**Your goal**
Find the string "title" and gather every line that holds it.

**Records**
--- begin ---

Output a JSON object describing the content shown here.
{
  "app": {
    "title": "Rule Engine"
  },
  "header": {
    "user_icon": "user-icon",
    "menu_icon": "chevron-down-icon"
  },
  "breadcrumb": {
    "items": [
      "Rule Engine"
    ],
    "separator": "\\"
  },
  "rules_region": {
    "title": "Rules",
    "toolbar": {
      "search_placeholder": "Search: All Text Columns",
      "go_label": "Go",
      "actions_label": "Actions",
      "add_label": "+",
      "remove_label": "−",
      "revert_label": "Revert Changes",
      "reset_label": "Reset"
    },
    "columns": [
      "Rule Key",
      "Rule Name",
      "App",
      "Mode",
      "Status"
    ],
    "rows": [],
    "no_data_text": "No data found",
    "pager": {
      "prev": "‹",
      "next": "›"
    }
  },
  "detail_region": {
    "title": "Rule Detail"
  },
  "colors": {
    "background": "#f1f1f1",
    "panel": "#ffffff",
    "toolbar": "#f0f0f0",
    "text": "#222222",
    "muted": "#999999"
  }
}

--- end ---

**Answer to the problem**
    "title": "Rule Engine"
    "title": "Rules",
    "title": "Rule Detail"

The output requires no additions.